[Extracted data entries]
= = = = =
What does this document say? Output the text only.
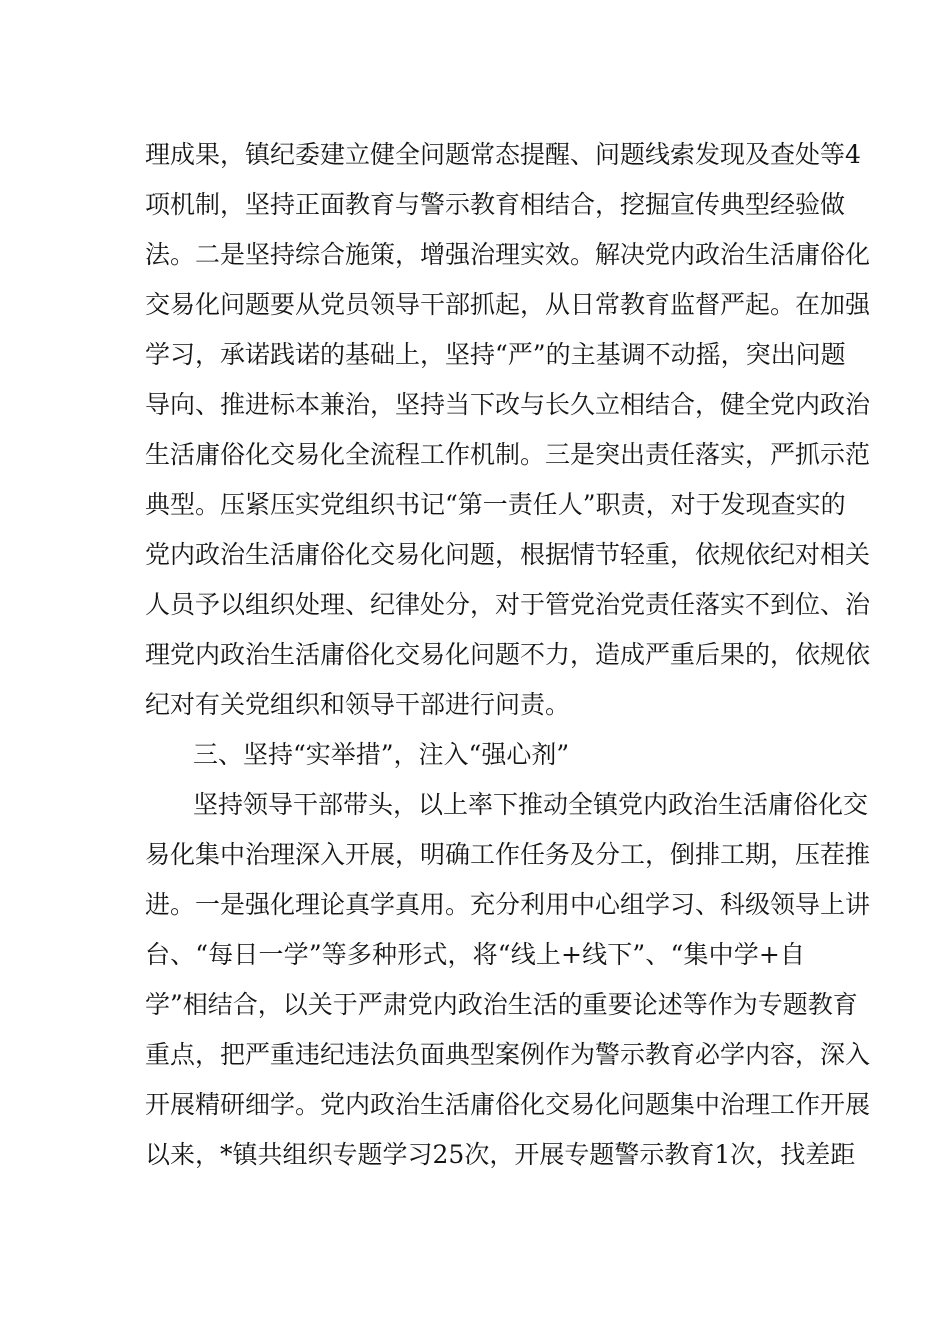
理成果，镇纪委建立健全问题常态提醒、问题线索发现及查处等4
项机制，坚持正面教育与警示教育相结合，挖掘宣传典型经验做
法。二是坚持综合施策，增强治理实效。解决党内政治生活庸俗化
交易化问题要从党员领导干部抓起，从日常教育监督严起。在加强
学习，承诺践诺的基础上，坚持“严”的主基调不动摇，突出问题
导向、推进标本兼治，坚持当下改与长久立相结合，健全党内政治
生活庸俗化交易化全流程工作机制。三是突出责任落实，严抓示范
典型。压紧压实党组织书记“第一责任人”职责，对于发现查实的
党内政治生活庸俗化交易化问题，根据情节轻重，依规依纪对相关
人员予以组织处理、纪律处分，对于管党治党责任落实不到位、治
理党内政治生活庸俗化交易化问题不力，造成严重后果的，依规依
纪对有关党组织和领导干部进行问责。
三、坚持“实举措”，注入“强心剂”
坚持领导干部带头，以上率下推动全镇党内政治生活庸俗化交
易化集中治理深入开展，明确工作任务及分工，倒排工期，压茬推
进。一是强化理论真学真用。充分利用中心组学习、科级领导上讲
台、“每日一学”等多种形式，将“线上+线下”、“集中学+自
学”相结合，以关于严肃党内政治生活的重要论述等作为专题教育
重点，把严重违纪违法负面典型案例作为警示教育必学内容，深入
开展精研细学。党内政治生活庸俗化交易化问题集中治理工作开展
以来，*镇共组织专题学习25次，开展专题警示教育1次，找差距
= = = = =
Set exercise ::
Could you repeat all of the material exactly? Pictures should not be copied.

Solution to this task ::
What does this document say? Output the text only.
理成果，镇纪委建立健全问题常态提醒、问题线索发现及查处等4
项机制，坚持正面教育与警示教育相结合，挖掘宣传典型经验做
法。二是坚持综合施策，增强治理实效。解决党内政治生活庸俗化
交易化问题要从党员领导干部抓起，从日常教育监督严起。在加强
学习，承诺践诺的基础上，坚持“严”的主基调不动摇，突出问题
导向、推进标本兼治，坚持当下改与长久立相结合，健全党内政治
生活庸俗化交易化全流程工作机制。三是突出责任落实，严抓示范
典型。压紧压实党组织书记“第一责任人”职责，对于发现查实的
党内政治生活庸俗化交易化问题，根据情节轻重，依规依纪对相关
人员予以组织处理、纪律处分，对于管党治党责任落实不到位、治
理党内政治生活庸俗化交易化问题不力，造成严重后果的，依规依
纪对有关党组织和领导干部进行问责。
三、坚持“实举措”，注入“强心剂”
坚持领导干部带头，以上率下推动全镇党内政治生活庸俗化交
易化集中治理深入开展，明确工作任务及分工，倒排工期，压茬推
进。一是强化理论真学真用。充分利用中心组学习、科级领导上讲
台、“每日一学”等多种形式，将“线上+线下”、“集中学+自
学”相结合，以关于严肃党内政治生活的重要论述等作为专题教育
重点，把严重违纪违法负面典型案例作为警示教育必学内容，深入
开展精研细学。党内政治生活庸俗化交易化问题集中治理工作开展
以来，*镇共组织专题学习25次，开展专题警示教育1次，找差距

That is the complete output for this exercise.